** Begin Supplied entries **

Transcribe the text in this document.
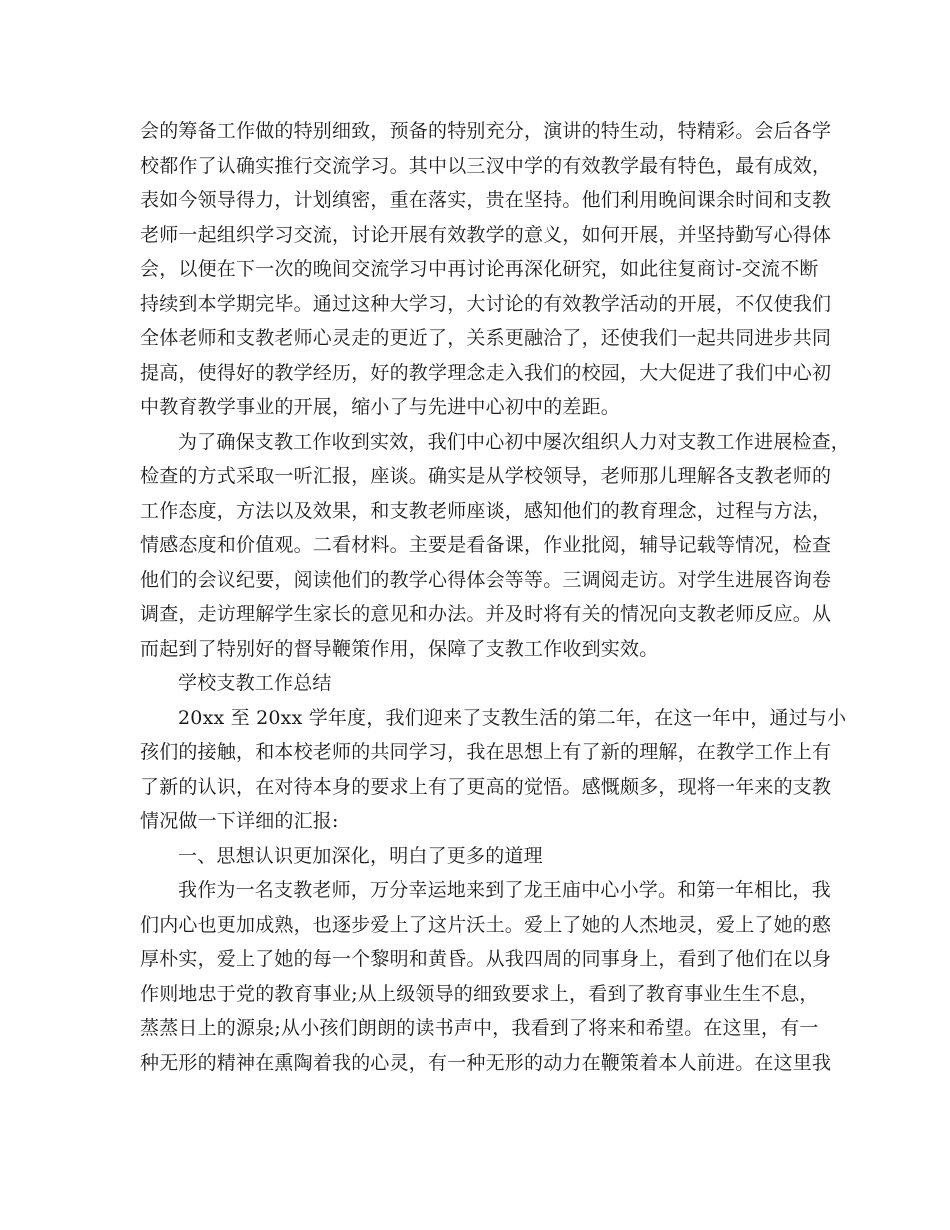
会的筹备工作做的特别细致，预备的特别充分，演讲的特生动，特精彩。会后各学
校都作了认确实推行交流学习。其中以三汊中学的有效教学最有特色，最有成效，
表如今领导得力，计划缜密，重在落实，贵在坚持。他们利用晚间课余时间和支教
老师一起组织学习交流，讨论开展有效教学的意义，如何开展，并坚持勤写心得体
会，以便在下一次的晚间交流学习中再讨论再深化研究，如此往复商讨-交流不断
持续到本学期完毕。通过这种大学习，大讨论的有效教学活动的开展，不仅使我们
全体老师和支教老师心灵走的更近了，关系更融洽了，还使我们一起共同进步共同
提高，使得好的教学经历，好的教学理念走入我们的校园，大大促进了我们中心初
中教育教学事业的开展，缩小了与先进中心初中的差距。
为了确保支教工作收到实效，我们中心初中屡次组织人力对支教工作进展检查，
检查的方式采取一听汇报，座谈。确实是从学校领导，老师那儿理解各支教老师的
工作态度，方法以及效果，和支教老师座谈，感知他们的教育理念，过程与方法，
情感态度和价值观。二看材料。主要是看备课，作业批阅，辅导记载等情况，检查
他们的会议纪要，阅读他们的教学心得体会等等。三调阅走访。对学生进展咨询卷
调查，走访理解学生家长的意见和办法。并及时将有关的情况向支教老师反应。从
而起到了特别好的督导鞭策作用，保障了支教工作收到实效。
学校支教工作总结
20xx 至 20xx 学年度，我们迎来了支教生活的第二年，在这一年中，通过与小
孩们的接触，和本校老师的共同学习，我在思想上有了新的理解，在教学工作上有
了新的认识，在对待本身的要求上有了更高的觉悟。感慨颇多，现将一年来的支教
情况做一下详细的汇报:
一、思想认识更加深化，明白了更多的道理
我作为一名支教老师，万分幸运地来到了龙王庙中心小学。和第一年相比，我
们内心也更加成熟，也逐步爱上了这片沃土。爱上了她的人杰地灵，爱上了她的憨
厚朴实，爱上了她的每一个黎明和黄昏。从我四周的同事身上，看到了他们在以身
作则地忠于党的教育事业;从上级领导的细致要求上，看到了教育事业生生不息，
蒸蒸日上的源泉;从小孩们朗朗的读书声中，我看到了将来和希望。在这里，有一
种无形的精神在熏陶着我的心灵，有一种无形的动力在鞭策着本人前进。在这里我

** End Supplied entries **

- [What you should do]:
Extract the full listing exactly, with the pictures left out.

- [Response]:
Transcribe the text in this document.
会的筹备工作做的特别细致，预备的特别充分，演讲的特生动，特精彩。会后各学
校都作了认确实推行交流学习。其中以三汊中学的有效教学最有特色，最有成效，
表如今领导得力，计划缜密，重在落实，贵在坚持。他们利用晚间课余时间和支教
老师一起组织学习交流，讨论开展有效教学的意义，如何开展，并坚持勤写心得体
会，以便在下一次的晚间交流学习中再讨论再深化研究，如此往复商讨-交流不断
持续到本学期完毕。通过这种大学习，大讨论的有效教学活动的开展，不仅使我们
全体老师和支教老师心灵走的更近了，关系更融洽了，还使我们一起共同进步共同
提高，使得好的教学经历，好的教学理念走入我们的校园，大大促进了我们中心初
中教育教学事业的开展，缩小了与先进中心初中的差距。
为了确保支教工作收到实效，我们中心初中屡次组织人力对支教工作进展检查，
检查的方式采取一听汇报，座谈。确实是从学校领导，老师那儿理解各支教老师的
工作态度，方法以及效果，和支教老师座谈，感知他们的教育理念，过程与方法，
情感态度和价值观。二看材料。主要是看备课，作业批阅，辅导记载等情况，检查
他们的会议纪要，阅读他们的教学心得体会等等。三调阅走访。对学生进展咨询卷
调查，走访理解学生家长的意见和办法。并及时将有关的情况向支教老师反应。从
而起到了特别好的督导鞭策作用，保障了支教工作收到实效。
学校支教工作总结
20xx 至 20xx 学年度，我们迎来了支教生活的第二年，在这一年中，通过与小
孩们的接触，和本校老师的共同学习，我在思想上有了新的理解，在教学工作上有
了新的认识，在对待本身的要求上有了更高的觉悟。感慨颇多，现将一年来的支教
情况做一下详细的汇报:
一、思想认识更加深化，明白了更多的道理
我作为一名支教老师，万分幸运地来到了龙王庙中心小学。和第一年相比，我
们内心也更加成熟，也逐步爱上了这片沃土。爱上了她的人杰地灵，爱上了她的憨
厚朴实，爱上了她的每一个黎明和黄昏。从我四周的同事身上，看到了他们在以身
作则地忠于党的教育事业;从上级领导的细致要求上，看到了教育事业生生不息，
蒸蒸日上的源泉;从小孩们朗朗的读书声中，我看到了将来和希望。在这里，有一
种无形的精神在熏陶着我的心灵，有一种无形的动力在鞭策着本人前进。在这里我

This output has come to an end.